* [Figure content listings]:
>> Start

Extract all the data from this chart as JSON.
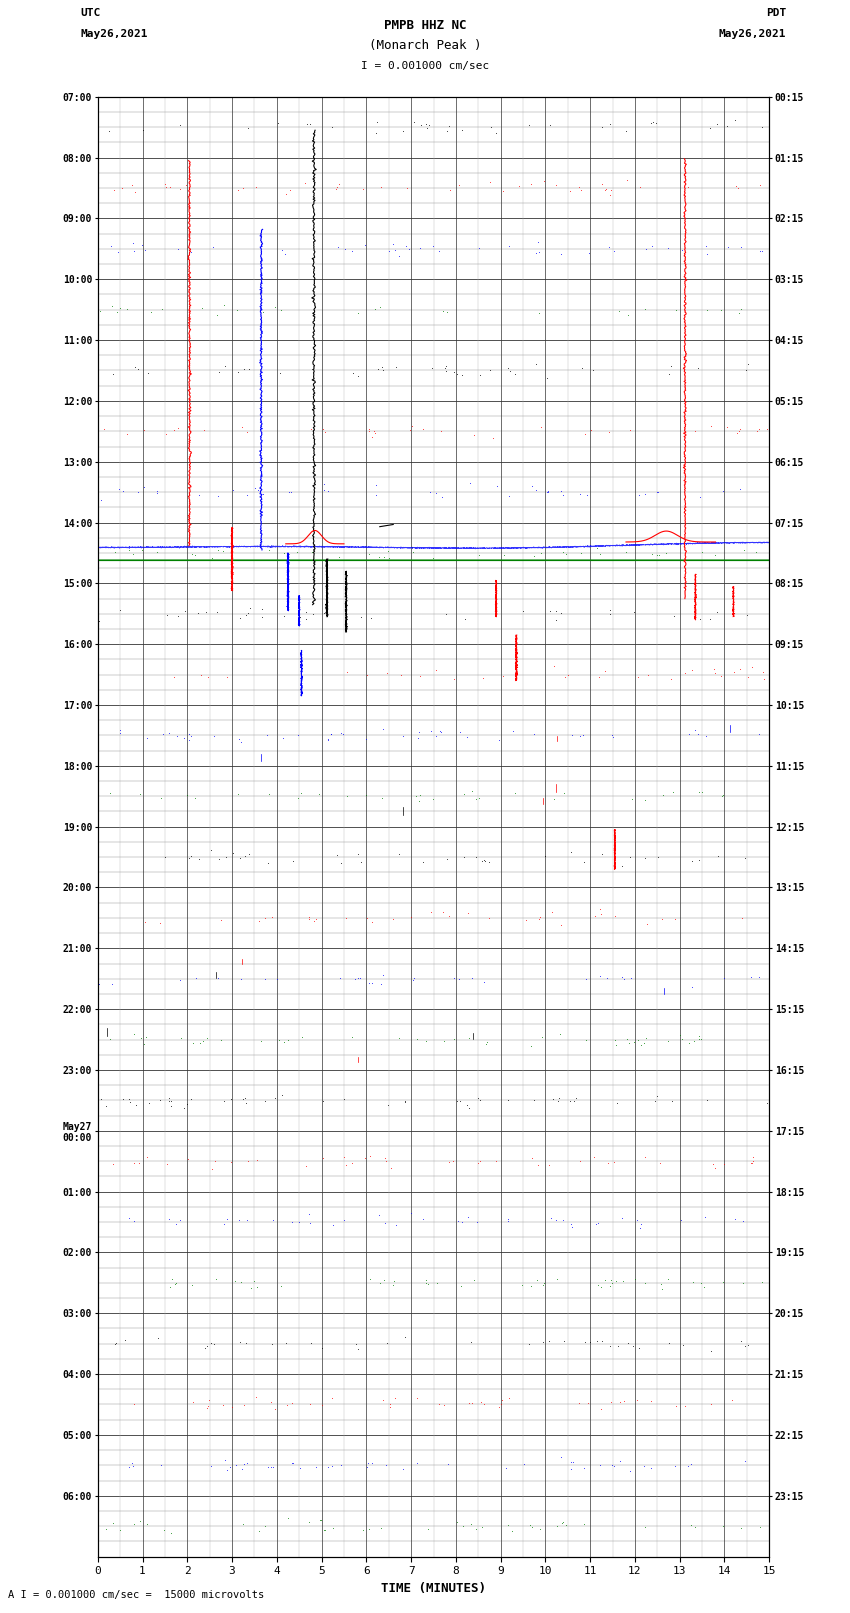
{
  "title_line1": "PMPB HHZ NC",
  "title_line2": "(Monarch Peak )",
  "title_scale": "I = 0.001000 cm/sec",
  "left_label_line1": "UTC",
  "left_label_line2": "May26,2021",
  "right_label_line1": "PDT",
  "right_label_line2": "May26,2021",
  "xlabel": "TIME (MINUTES)",
  "footer": "A I = 0.001000 cm/sec =  15000 microvolts",
  "utc_times_left": [
    "07:00",
    "08:00",
    "09:00",
    "10:00",
    "11:00",
    "12:00",
    "13:00",
    "14:00",
    "15:00",
    "16:00",
    "17:00",
    "18:00",
    "19:00",
    "20:00",
    "21:00",
    "22:00",
    "23:00",
    "May27\n00:00",
    "01:00",
    "02:00",
    "03:00",
    "04:00",
    "05:00",
    "06:00"
  ],
  "pdt_times_right": [
    "00:15",
    "01:15",
    "02:15",
    "03:15",
    "04:15",
    "05:15",
    "06:15",
    "07:15",
    "08:15",
    "09:15",
    "10:15",
    "11:15",
    "12:15",
    "13:15",
    "14:15",
    "15:15",
    "16:15",
    "17:15",
    "18:15",
    "19:15",
    "20:15",
    "21:15",
    "22:15",
    "23:15"
  ],
  "n_rows": 24,
  "n_minutes": 15,
  "bg_color": "white",
  "grid_major_color": "#555555",
  "grid_minor_color": "#aaaaaa",
  "x_ticks": [
    0,
    1,
    2,
    3,
    4,
    5,
    6,
    7,
    8,
    9,
    10,
    11,
    12,
    13,
    14,
    15
  ]
}
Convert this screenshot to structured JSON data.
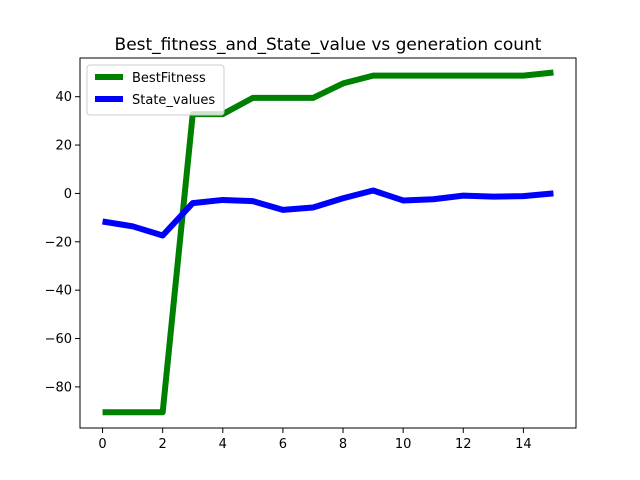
{
  "chart_data": {
    "type": "line",
    "title": "Best_fitness_and_State_value vs generation count",
    "xlabel": "",
    "ylabel": "",
    "xlim": [
      -0.75,
      15.75
    ],
    "ylim": [
      -97,
      56
    ],
    "xticks": [
      0,
      2,
      4,
      6,
      8,
      10,
      12,
      14
    ],
    "yticks": [
      -80,
      -60,
      -40,
      -20,
      0,
      20,
      40
    ],
    "ytick_labels": [
      "−80",
      "−60",
      "−40",
      "−20",
      "0",
      "20",
      "40"
    ],
    "grid": false,
    "legend_position": "top-left",
    "x": [
      0,
      1,
      2,
      3,
      4,
      5,
      6,
      7,
      8,
      9,
      10,
      11,
      12,
      13,
      14,
      15
    ],
    "series": [
      {
        "name": "BestFitness",
        "color": "#008000",
        "values": [
          -90.5,
          -90.5,
          -90.5,
          32.8,
          32.8,
          39.5,
          39.5,
          39.5,
          45.5,
          48.7,
          48.7,
          48.7,
          48.7,
          48.7,
          48.7,
          50.0
        ]
      },
      {
        "name": "State_values",
        "color": "#0000ff",
        "values": [
          -11.6,
          -13.6,
          -17.4,
          -4.0,
          -2.7,
          -3.2,
          -6.8,
          -5.8,
          -2.0,
          1.2,
          -2.9,
          -2.4,
          -0.9,
          -1.3,
          -1.1,
          0.0
        ]
      }
    ]
  }
}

>> End

* [Short exercise]: Restate the whole of the material word for word without the pictures.

* [Reply to the task]:
Extract all the data from this chart as JSON.
{
  "title_line1": "PMPB HHZ NC",
  "title_line2": "(Monarch Peak )",
  "title_scale": "I = 0.001000 cm/sec",
  "left_label_line1": "UTC",
  "left_label_line2": "May26,2021",
  "right_label_line1": "PDT",
  "right_label_line2": "May26,2021",
  "xlabel": "TIME (MINUTES)",
  "footer": "A I = 0.001000 cm/sec =  15000 microvolts",
  "utc_times_left": [
    "07:00",
    "08:00",
    "09:00",
    "10:00",
    "11:00",
    "12:00",
    "13:00",
    "14:00",
    "15:00",
    "16:00",
    "17:00",
    "18:00",
    "19:00",
    "20:00",
    "21:00",
    "22:00",
    "23:00",
    "May27\n00:00",
    "01:00",
    "02:00",
    "03:00",
    "04:00",
    "05:00",
    "06:00"
  ],
  "pdt_times_right": [
    "00:15",
    "01:15",
    "02:15",
    "03:15",
    "04:15",
    "05:15",
    "06:15",
    "07:15",
    "08:15",
    "09:15",
    "10:15",
    "11:15",
    "12:15",
    "13:15",
    "14:15",
    "15:15",
    "16:15",
    "17:15",
    "18:15",
    "19:15",
    "20:15",
    "21:15",
    "22:15",
    "23:15"
  ],
  "n_rows": 24,
  "n_minutes": 15,
  "bg_color": "white",
  "grid_major_color": "#555555",
  "grid_minor_color": "#aaaaaa",
  "x_ticks": [
    0,
    1,
    2,
    3,
    4,
    5,
    6,
    7,
    8,
    9,
    10,
    11,
    12,
    13,
    14,
    15
  ]
}
Convert this screenshot to structured JSON data.
{
  "chart_data": {
    "type": "line",
    "title": "Best_fitness_and_State_value vs generation count",
    "xlabel": "",
    "ylabel": "",
    "xlim": [
      -0.75,
      15.75
    ],
    "ylim": [
      -97,
      56
    ],
    "xticks": [
      0,
      2,
      4,
      6,
      8,
      10,
      12,
      14
    ],
    "yticks": [
      -80,
      -60,
      -40,
      -20,
      0,
      20,
      40
    ],
    "ytick_labels": [
      "−80",
      "−60",
      "−40",
      "−20",
      "0",
      "20",
      "40"
    ],
    "grid": false,
    "legend_position": "top-left",
    "x": [
      0,
      1,
      2,
      3,
      4,
      5,
      6,
      7,
      8,
      9,
      10,
      11,
      12,
      13,
      14,
      15
    ],
    "series": [
      {
        "name": "BestFitness",
        "color": "#008000",
        "values": [
          -90.5,
          -90.5,
          -90.5,
          32.8,
          32.8,
          39.5,
          39.5,
          39.5,
          45.5,
          48.7,
          48.7,
          48.7,
          48.7,
          48.7,
          48.7,
          50.0
        ]
      },
      {
        "name": "State_values",
        "color": "#0000ff",
        "values": [
          -11.6,
          -13.6,
          -17.4,
          -4.0,
          -2.7,
          -3.2,
          -6.8,
          -5.8,
          -2.0,
          1.2,
          -2.9,
          -2.4,
          -0.9,
          -1.3,
          -1.1,
          0.0
        ]
      }
    ]
  }
}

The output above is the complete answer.